_GOAL_.
Omit the pictures from the entries below and retype everything else exactly.

_RECORDS FOR PROCESSING_.
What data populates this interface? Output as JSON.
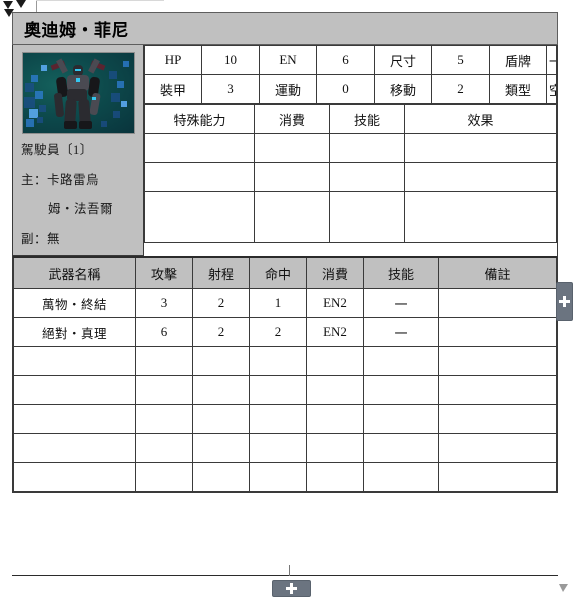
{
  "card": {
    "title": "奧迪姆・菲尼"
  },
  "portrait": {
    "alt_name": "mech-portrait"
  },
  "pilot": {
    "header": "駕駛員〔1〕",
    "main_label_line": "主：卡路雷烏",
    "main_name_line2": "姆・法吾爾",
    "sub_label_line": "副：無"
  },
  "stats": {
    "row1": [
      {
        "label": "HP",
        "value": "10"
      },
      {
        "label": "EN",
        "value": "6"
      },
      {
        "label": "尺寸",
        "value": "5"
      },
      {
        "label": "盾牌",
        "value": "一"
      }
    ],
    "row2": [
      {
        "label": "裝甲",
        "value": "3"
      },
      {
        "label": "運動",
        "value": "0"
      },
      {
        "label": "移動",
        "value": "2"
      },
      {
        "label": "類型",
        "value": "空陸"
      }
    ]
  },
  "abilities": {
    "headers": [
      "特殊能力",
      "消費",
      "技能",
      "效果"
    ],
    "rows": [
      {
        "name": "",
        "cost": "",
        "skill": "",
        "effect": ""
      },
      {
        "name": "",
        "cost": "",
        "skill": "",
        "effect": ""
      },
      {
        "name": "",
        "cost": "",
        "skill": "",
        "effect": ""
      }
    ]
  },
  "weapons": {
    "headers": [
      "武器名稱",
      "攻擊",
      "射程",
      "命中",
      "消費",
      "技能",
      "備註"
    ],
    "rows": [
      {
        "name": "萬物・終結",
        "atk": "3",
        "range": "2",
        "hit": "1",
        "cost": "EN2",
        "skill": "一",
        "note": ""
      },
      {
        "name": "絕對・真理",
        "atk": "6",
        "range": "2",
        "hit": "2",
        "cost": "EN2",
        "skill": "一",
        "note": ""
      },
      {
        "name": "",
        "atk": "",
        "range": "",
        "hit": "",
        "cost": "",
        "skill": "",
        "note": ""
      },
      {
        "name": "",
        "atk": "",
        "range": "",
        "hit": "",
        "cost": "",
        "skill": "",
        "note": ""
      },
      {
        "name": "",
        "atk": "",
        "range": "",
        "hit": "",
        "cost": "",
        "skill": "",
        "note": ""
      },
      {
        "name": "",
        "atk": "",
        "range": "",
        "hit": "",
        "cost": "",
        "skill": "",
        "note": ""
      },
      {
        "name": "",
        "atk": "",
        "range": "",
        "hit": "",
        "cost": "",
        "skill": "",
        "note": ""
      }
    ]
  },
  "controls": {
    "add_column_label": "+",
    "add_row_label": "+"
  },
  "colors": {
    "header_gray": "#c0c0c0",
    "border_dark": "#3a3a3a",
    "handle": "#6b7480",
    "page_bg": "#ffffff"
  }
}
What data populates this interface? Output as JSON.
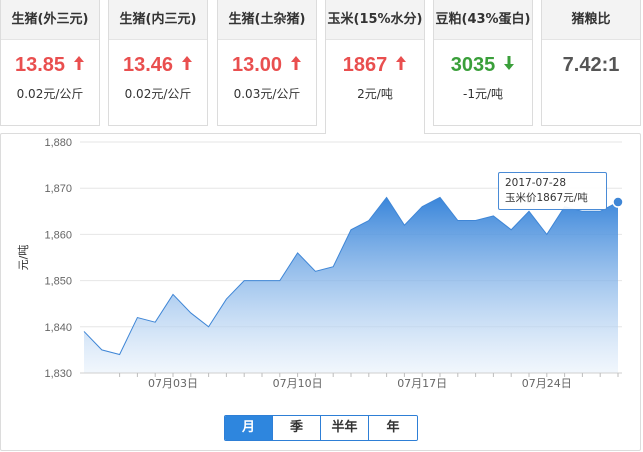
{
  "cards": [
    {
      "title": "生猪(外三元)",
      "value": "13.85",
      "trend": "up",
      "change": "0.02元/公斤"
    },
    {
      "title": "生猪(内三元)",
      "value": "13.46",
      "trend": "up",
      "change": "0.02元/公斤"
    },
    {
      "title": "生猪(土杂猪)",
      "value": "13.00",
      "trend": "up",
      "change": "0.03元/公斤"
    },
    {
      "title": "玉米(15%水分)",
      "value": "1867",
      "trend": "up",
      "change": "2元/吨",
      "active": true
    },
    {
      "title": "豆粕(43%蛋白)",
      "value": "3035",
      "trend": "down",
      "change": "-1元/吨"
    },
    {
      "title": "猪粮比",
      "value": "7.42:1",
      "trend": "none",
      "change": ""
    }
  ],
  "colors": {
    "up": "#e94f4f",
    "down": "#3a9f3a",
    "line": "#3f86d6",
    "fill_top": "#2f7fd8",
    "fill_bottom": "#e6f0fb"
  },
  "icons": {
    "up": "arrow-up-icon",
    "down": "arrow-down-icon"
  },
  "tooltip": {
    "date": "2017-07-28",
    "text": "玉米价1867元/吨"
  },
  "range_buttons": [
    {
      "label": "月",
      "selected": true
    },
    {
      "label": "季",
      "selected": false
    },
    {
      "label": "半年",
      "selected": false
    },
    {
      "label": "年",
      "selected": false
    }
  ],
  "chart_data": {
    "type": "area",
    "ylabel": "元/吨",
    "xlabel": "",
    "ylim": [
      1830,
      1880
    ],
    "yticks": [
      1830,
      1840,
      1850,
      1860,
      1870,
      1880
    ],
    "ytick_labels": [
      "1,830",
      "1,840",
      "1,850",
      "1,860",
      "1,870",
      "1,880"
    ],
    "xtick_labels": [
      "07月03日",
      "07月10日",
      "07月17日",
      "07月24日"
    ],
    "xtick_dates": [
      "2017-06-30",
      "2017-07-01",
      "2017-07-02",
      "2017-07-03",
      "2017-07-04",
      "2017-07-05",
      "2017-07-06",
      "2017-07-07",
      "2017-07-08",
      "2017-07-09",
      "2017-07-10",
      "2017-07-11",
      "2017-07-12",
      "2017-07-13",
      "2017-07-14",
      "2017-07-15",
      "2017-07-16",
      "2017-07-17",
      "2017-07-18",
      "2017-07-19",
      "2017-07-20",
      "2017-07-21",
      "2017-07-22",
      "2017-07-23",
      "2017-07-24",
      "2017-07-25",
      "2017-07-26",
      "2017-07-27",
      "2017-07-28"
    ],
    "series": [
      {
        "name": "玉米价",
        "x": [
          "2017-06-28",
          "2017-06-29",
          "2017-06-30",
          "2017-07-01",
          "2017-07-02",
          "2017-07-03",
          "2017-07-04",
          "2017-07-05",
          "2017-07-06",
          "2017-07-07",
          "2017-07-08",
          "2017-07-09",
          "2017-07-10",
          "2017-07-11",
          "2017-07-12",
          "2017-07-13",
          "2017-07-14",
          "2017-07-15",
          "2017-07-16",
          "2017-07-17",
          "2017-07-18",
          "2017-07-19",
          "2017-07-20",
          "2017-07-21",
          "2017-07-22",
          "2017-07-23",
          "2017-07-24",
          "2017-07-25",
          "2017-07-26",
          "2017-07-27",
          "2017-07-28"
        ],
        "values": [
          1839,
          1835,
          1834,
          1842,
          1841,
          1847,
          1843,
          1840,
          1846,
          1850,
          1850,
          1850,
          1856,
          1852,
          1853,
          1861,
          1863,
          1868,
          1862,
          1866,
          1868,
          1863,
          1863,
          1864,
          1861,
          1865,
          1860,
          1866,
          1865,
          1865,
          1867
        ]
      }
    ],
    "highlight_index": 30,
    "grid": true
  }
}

_WORKED SOLUTION_.
What data populates this interface? Output as JSON.
{
  "card": {
    "title": "奧迪姆・菲尼"
  },
  "portrait": {
    "alt_name": "mech-portrait"
  },
  "pilot": {
    "header": "駕駛員〔1〕",
    "main_label_line": "主：卡路雷烏",
    "main_name_line2": "姆・法吾爾",
    "sub_label_line": "副：無"
  },
  "stats": {
    "row1": [
      {
        "label": "HP",
        "value": "10"
      },
      {
        "label": "EN",
        "value": "6"
      },
      {
        "label": "尺寸",
        "value": "5"
      },
      {
        "label": "盾牌",
        "value": "一"
      }
    ],
    "row2": [
      {
        "label": "裝甲",
        "value": "3"
      },
      {
        "label": "運動",
        "value": "0"
      },
      {
        "label": "移動",
        "value": "2"
      },
      {
        "label": "類型",
        "value": "空陸"
      }
    ]
  },
  "abilities": {
    "headers": [
      "特殊能力",
      "消費",
      "技能",
      "效果"
    ],
    "rows": [
      {
        "name": "",
        "cost": "",
        "skill": "",
        "effect": ""
      },
      {
        "name": "",
        "cost": "",
        "skill": "",
        "effect": ""
      },
      {
        "name": "",
        "cost": "",
        "skill": "",
        "effect": ""
      }
    ]
  },
  "weapons": {
    "headers": [
      "武器名稱",
      "攻擊",
      "射程",
      "命中",
      "消費",
      "技能",
      "備註"
    ],
    "rows": [
      {
        "name": "萬物・終結",
        "atk": "3",
        "range": "2",
        "hit": "1",
        "cost": "EN2",
        "skill": "一",
        "note": ""
      },
      {
        "name": "絕對・真理",
        "atk": "6",
        "range": "2",
        "hit": "2",
        "cost": "EN2",
        "skill": "一",
        "note": ""
      },
      {
        "name": "",
        "atk": "",
        "range": "",
        "hit": "",
        "cost": "",
        "skill": "",
        "note": ""
      },
      {
        "name": "",
        "atk": "",
        "range": "",
        "hit": "",
        "cost": "",
        "skill": "",
        "note": ""
      },
      {
        "name": "",
        "atk": "",
        "range": "",
        "hit": "",
        "cost": "",
        "skill": "",
        "note": ""
      },
      {
        "name": "",
        "atk": "",
        "range": "",
        "hit": "",
        "cost": "",
        "skill": "",
        "note": ""
      },
      {
        "name": "",
        "atk": "",
        "range": "",
        "hit": "",
        "cost": "",
        "skill": "",
        "note": ""
      }
    ]
  },
  "controls": {
    "add_column_label": "+",
    "add_row_label": "+"
  },
  "colors": {
    "header_gray": "#c0c0c0",
    "border_dark": "#3a3a3a",
    "handle": "#6b7480",
    "page_bg": "#ffffff"
  }
}
What data populates this interface? Output as JSON.
{
  "cards": [
    {
      "title": "生猪(外三元)",
      "value": "13.85",
      "trend": "up",
      "change": "0.02元/公斤"
    },
    {
      "title": "生猪(内三元)",
      "value": "13.46",
      "trend": "up",
      "change": "0.02元/公斤"
    },
    {
      "title": "生猪(土杂猪)",
      "value": "13.00",
      "trend": "up",
      "change": "0.03元/公斤"
    },
    {
      "title": "玉米(15%水分)",
      "value": "1867",
      "trend": "up",
      "change": "2元/吨",
      "active": true
    },
    {
      "title": "豆粕(43%蛋白)",
      "value": "3035",
      "trend": "down",
      "change": "-1元/吨"
    },
    {
      "title": "猪粮比",
      "value": "7.42:1",
      "trend": "none",
      "change": ""
    }
  ],
  "colors": {
    "up": "#e94f4f",
    "down": "#3a9f3a",
    "line": "#3f86d6",
    "fill_top": "#2f7fd8",
    "fill_bottom": "#e6f0fb"
  },
  "icons": {
    "up": "arrow-up-icon",
    "down": "arrow-down-icon"
  },
  "tooltip": {
    "date": "2017-07-28",
    "text": "玉米价1867元/吨"
  },
  "range_buttons": [
    {
      "label": "月",
      "selected": true
    },
    {
      "label": "季",
      "selected": false
    },
    {
      "label": "半年",
      "selected": false
    },
    {
      "label": "年",
      "selected": false
    }
  ],
  "chart_data": {
    "type": "area",
    "ylabel": "元/吨",
    "xlabel": "",
    "ylim": [
      1830,
      1880
    ],
    "yticks": [
      1830,
      1840,
      1850,
      1860,
      1870,
      1880
    ],
    "ytick_labels": [
      "1,830",
      "1,840",
      "1,850",
      "1,860",
      "1,870",
      "1,880"
    ],
    "xtick_labels": [
      "07月03日",
      "07月10日",
      "07月17日",
      "07月24日"
    ],
    "xtick_dates": [
      "2017-06-30",
      "2017-07-01",
      "2017-07-02",
      "2017-07-03",
      "2017-07-04",
      "2017-07-05",
      "2017-07-06",
      "2017-07-07",
      "2017-07-08",
      "2017-07-09",
      "2017-07-10",
      "2017-07-11",
      "2017-07-12",
      "2017-07-13",
      "2017-07-14",
      "2017-07-15",
      "2017-07-16",
      "2017-07-17",
      "2017-07-18",
      "2017-07-19",
      "2017-07-20",
      "2017-07-21",
      "2017-07-22",
      "2017-07-23",
      "2017-07-24",
      "2017-07-25",
      "2017-07-26",
      "2017-07-27",
      "2017-07-28"
    ],
    "series": [
      {
        "name": "玉米价",
        "x": [
          "2017-06-28",
          "2017-06-29",
          "2017-06-30",
          "2017-07-01",
          "2017-07-02",
          "2017-07-03",
          "2017-07-04",
          "2017-07-05",
          "2017-07-06",
          "2017-07-07",
          "2017-07-08",
          "2017-07-09",
          "2017-07-10",
          "2017-07-11",
          "2017-07-12",
          "2017-07-13",
          "2017-07-14",
          "2017-07-15",
          "2017-07-16",
          "2017-07-17",
          "2017-07-18",
          "2017-07-19",
          "2017-07-20",
          "2017-07-21",
          "2017-07-22",
          "2017-07-23",
          "2017-07-24",
          "2017-07-25",
          "2017-07-26",
          "2017-07-27",
          "2017-07-28"
        ],
        "values": [
          1839,
          1835,
          1834,
          1842,
          1841,
          1847,
          1843,
          1840,
          1846,
          1850,
          1850,
          1850,
          1856,
          1852,
          1853,
          1861,
          1863,
          1868,
          1862,
          1866,
          1868,
          1863,
          1863,
          1864,
          1861,
          1865,
          1860,
          1866,
          1865,
          1865,
          1867
        ]
      }
    ],
    "highlight_index": 30,
    "grid": true
  }
}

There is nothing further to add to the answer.